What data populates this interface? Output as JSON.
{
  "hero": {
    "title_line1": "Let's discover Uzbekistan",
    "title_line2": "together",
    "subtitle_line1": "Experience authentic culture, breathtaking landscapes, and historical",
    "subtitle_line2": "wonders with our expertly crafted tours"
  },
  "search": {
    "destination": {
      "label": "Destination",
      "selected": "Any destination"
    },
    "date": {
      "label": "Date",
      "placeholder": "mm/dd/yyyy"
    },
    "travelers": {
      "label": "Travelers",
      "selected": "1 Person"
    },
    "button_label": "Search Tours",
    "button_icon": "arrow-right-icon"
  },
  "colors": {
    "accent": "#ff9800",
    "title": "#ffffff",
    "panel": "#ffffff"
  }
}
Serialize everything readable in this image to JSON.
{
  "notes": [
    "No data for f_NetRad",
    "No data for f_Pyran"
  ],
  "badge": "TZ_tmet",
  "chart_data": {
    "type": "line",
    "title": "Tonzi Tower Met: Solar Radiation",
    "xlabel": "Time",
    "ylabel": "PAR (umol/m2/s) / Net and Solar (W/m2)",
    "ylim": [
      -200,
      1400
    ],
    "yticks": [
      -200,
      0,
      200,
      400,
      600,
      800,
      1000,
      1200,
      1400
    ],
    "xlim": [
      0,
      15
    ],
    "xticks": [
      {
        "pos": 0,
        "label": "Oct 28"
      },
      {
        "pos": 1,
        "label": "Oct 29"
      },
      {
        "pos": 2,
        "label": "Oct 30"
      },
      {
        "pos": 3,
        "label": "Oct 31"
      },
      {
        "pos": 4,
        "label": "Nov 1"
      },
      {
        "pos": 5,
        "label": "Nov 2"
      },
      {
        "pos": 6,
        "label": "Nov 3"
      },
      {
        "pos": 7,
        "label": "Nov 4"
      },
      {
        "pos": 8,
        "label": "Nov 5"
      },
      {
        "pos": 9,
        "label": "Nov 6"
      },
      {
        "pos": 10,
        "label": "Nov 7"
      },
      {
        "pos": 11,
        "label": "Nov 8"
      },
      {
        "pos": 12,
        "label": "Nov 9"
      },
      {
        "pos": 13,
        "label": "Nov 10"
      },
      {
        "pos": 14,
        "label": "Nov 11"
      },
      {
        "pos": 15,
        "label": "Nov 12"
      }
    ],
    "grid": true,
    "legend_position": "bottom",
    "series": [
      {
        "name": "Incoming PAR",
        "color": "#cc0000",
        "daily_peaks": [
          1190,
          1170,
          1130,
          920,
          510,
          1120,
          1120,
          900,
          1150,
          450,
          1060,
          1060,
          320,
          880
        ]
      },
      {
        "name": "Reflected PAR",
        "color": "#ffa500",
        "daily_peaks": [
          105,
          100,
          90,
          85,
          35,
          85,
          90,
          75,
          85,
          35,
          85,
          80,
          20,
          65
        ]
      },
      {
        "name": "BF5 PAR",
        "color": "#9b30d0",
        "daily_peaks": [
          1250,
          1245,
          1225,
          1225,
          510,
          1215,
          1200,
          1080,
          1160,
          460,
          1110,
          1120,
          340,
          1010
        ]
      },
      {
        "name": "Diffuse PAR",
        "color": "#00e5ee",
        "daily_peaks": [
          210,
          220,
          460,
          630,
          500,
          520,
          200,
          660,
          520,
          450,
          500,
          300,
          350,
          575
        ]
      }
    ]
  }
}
______
List every line above containing the word "selected".

      "selected": "Any destination"
      "selected": "1 Person"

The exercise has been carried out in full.